▶ _GOAL_: Note each line where "evento" appears, and copy it.

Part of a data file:

++++

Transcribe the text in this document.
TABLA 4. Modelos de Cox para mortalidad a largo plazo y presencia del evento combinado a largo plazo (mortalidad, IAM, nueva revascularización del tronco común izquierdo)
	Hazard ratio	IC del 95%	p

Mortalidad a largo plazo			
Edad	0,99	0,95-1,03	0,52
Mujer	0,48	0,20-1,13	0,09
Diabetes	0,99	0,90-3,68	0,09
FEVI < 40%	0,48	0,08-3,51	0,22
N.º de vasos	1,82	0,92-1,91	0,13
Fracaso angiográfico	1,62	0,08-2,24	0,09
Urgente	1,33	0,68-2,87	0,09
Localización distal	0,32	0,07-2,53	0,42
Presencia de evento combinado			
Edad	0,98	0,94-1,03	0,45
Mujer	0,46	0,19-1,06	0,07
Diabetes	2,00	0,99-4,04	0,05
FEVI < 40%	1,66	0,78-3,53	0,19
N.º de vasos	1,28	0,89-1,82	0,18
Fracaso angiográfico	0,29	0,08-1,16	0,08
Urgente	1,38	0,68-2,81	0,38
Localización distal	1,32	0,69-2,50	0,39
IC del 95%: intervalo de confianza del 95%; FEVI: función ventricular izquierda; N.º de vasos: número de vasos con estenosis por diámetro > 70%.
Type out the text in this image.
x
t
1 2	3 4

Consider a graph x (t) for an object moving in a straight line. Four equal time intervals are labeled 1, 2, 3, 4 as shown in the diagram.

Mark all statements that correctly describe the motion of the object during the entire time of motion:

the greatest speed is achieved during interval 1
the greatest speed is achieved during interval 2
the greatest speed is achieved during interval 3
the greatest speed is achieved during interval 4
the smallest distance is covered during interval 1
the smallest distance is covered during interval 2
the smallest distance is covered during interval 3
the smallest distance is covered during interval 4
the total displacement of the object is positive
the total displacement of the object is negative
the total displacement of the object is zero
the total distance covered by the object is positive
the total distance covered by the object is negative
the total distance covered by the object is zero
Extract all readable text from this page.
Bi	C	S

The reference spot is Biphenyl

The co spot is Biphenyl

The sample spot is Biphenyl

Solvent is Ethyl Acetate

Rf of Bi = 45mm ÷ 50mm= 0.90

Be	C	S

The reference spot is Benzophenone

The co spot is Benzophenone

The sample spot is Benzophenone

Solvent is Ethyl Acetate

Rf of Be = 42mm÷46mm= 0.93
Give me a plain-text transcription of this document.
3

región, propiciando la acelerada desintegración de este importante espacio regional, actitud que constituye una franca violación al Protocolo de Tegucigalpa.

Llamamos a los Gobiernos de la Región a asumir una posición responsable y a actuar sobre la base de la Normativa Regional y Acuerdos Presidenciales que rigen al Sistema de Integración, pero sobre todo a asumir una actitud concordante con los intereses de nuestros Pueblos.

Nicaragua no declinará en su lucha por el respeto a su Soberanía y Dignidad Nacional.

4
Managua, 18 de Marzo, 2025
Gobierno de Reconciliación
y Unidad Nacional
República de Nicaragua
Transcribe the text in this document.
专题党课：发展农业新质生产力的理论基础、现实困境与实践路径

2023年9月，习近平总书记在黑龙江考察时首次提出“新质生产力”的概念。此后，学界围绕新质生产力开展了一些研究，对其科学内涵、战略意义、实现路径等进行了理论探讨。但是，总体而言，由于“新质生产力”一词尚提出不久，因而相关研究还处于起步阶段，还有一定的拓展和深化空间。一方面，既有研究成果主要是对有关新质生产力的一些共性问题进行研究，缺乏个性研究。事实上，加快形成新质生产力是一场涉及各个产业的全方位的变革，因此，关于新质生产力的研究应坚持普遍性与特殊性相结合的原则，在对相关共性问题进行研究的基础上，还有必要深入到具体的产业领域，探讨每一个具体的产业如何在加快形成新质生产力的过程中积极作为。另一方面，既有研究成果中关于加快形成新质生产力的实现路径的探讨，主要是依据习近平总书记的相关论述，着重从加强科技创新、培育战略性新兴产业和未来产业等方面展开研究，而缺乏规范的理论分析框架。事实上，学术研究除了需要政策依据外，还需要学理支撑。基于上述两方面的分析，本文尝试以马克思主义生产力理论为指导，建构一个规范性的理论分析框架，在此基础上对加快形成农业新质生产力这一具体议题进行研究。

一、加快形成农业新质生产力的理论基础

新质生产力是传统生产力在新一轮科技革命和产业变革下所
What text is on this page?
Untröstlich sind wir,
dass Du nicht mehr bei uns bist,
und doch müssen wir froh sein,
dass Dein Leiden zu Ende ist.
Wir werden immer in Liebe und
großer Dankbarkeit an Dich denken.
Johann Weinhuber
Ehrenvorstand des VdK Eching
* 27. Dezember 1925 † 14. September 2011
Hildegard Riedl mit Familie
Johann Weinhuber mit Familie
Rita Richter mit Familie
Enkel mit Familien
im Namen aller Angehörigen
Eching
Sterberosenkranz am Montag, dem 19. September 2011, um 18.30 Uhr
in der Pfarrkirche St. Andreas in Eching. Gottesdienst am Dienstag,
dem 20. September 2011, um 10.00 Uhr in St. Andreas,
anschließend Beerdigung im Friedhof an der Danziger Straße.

++++

▶ _REPLY_:
TABLA 4. Modelos de Cox para mortalidad a largo plazo y presencia del evento combinado a largo plazo (mortalidad, IAM, nueva revascularización del tronco común izquierdo)
Presencia de evento combinado			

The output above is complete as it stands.